## Begin Supplied records

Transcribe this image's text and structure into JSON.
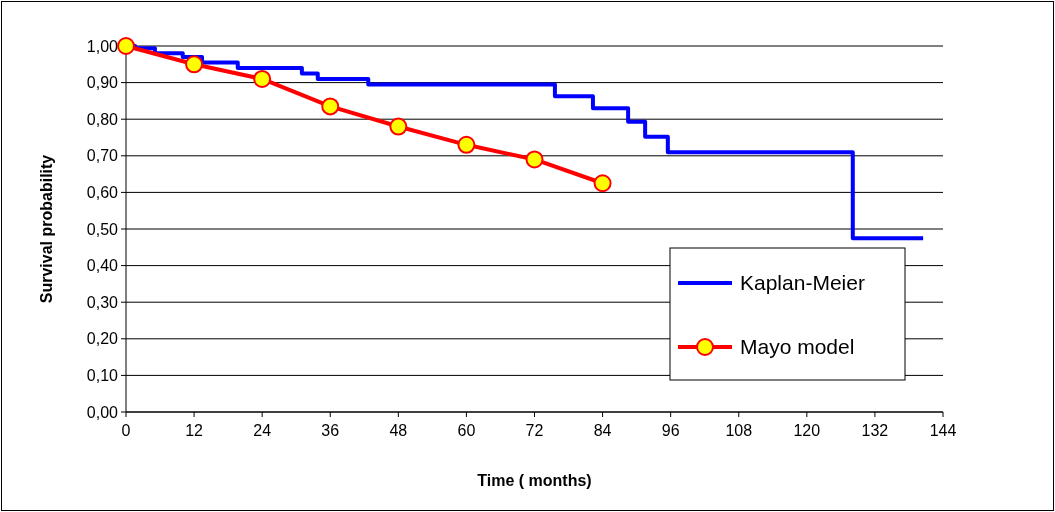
{
  "chart_data": {
    "type": "line",
    "xlabel": "Time ( months)",
    "ylabel": "Survival probability",
    "xlim": [
      0,
      144
    ],
    "xticks": [
      0,
      12,
      24,
      36,
      48,
      60,
      72,
      84,
      96,
      108,
      120,
      132,
      144
    ],
    "ylim": [
      0,
      1
    ],
    "yticks": [
      {
        "value": 0,
        "label": "0,00"
      },
      {
        "value": 0.1,
        "label": "0,10"
      },
      {
        "value": 0.2,
        "label": "0,20"
      },
      {
        "value": 0.3,
        "label": "0,30"
      },
      {
        "value": 0.4,
        "label": "0,40"
      },
      {
        "value": 0.5,
        "label": "0,50"
      },
      {
        "value": 0.6,
        "label": "0,60"
      },
      {
        "value": 0.7,
        "label": "0,70"
      },
      {
        "value": 0.8,
        "label": "0,80"
      },
      {
        "value": 0.9,
        "label": "0,90"
      },
      {
        "value": 1,
        "label": "1,00"
      }
    ],
    "grid": "y",
    "legend": "right",
    "series": [
      {
        "name": "Kaplan-Meier",
        "type": "step",
        "color": "#0000ff",
        "marker": "none",
        "x": [
          0,
          1.6,
          5.1,
          10,
          13.4,
          19.7,
          31,
          33.8,
          42.7,
          75.6,
          82.3,
          88.5,
          91.5,
          95.5,
          128.1,
          140.5
        ],
        "values": [
          1,
          0.994,
          0.98,
          0.97,
          0.955,
          0.94,
          0.925,
          0.91,
          0.895,
          0.863,
          0.83,
          0.793,
          0.752,
          0.71,
          0.475,
          0.475
        ]
      },
      {
        "name": "Mayo model",
        "type": "line",
        "color": "#ff0000",
        "marker": "circle",
        "x": [
          0,
          12,
          24,
          36,
          48,
          60,
          72,
          84
        ],
        "values": [
          1,
          0.95,
          0.91,
          0.835,
          0.78,
          0.73,
          0.69,
          0.625
        ]
      }
    ]
  }
}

## End Supplied records

→ **Short problem**: Copy the listing word for word, excluding its pictures.

→ **Solution for this task**:
Transcribe this image's text and structure into JSON.
{
  "chart_data": {
    "type": "line",
    "xlabel": "Time ( months)",
    "ylabel": "Survival probability",
    "xlim": [
      0,
      144
    ],
    "xticks": [
      0,
      12,
      24,
      36,
      48,
      60,
      72,
      84,
      96,
      108,
      120,
      132,
      144
    ],
    "ylim": [
      0,
      1
    ],
    "yticks": [
      {
        "value": 0,
        "label": "0,00"
      },
      {
        "value": 0.1,
        "label": "0,10"
      },
      {
        "value": 0.2,
        "label": "0,20"
      },
      {
        "value": 0.3,
        "label": "0,30"
      },
      {
        "value": 0.4,
        "label": "0,40"
      },
      {
        "value": 0.5,
        "label": "0,50"
      },
      {
        "value": 0.6,
        "label": "0,60"
      },
      {
        "value": 0.7,
        "label": "0,70"
      },
      {
        "value": 0.8,
        "label": "0,80"
      },
      {
        "value": 0.9,
        "label": "0,90"
      },
      {
        "value": 1,
        "label": "1,00"
      }
    ],
    "grid": "y",
    "legend": "right",
    "series": [
      {
        "name": "Kaplan-Meier",
        "type": "step",
        "color": "#0000ff",
        "marker": "none",
        "x": [
          0,
          1.6,
          5.1,
          10,
          13.4,
          19.7,
          31,
          33.8,
          42.7,
          75.6,
          82.3,
          88.5,
          91.5,
          95.5,
          128.1,
          140.5
        ],
        "values": [
          1,
          0.994,
          0.98,
          0.97,
          0.955,
          0.94,
          0.925,
          0.91,
          0.895,
          0.863,
          0.83,
          0.793,
          0.752,
          0.71,
          0.475,
          0.475
        ]
      },
      {
        "name": "Mayo model",
        "type": "line",
        "color": "#ff0000",
        "marker": "circle",
        "x": [
          0,
          12,
          24,
          36,
          48,
          60,
          72,
          84
        ],
        "values": [
          1,
          0.95,
          0.91,
          0.835,
          0.78,
          0.73,
          0.69,
          0.625
        ]
      }
    ]
  }
}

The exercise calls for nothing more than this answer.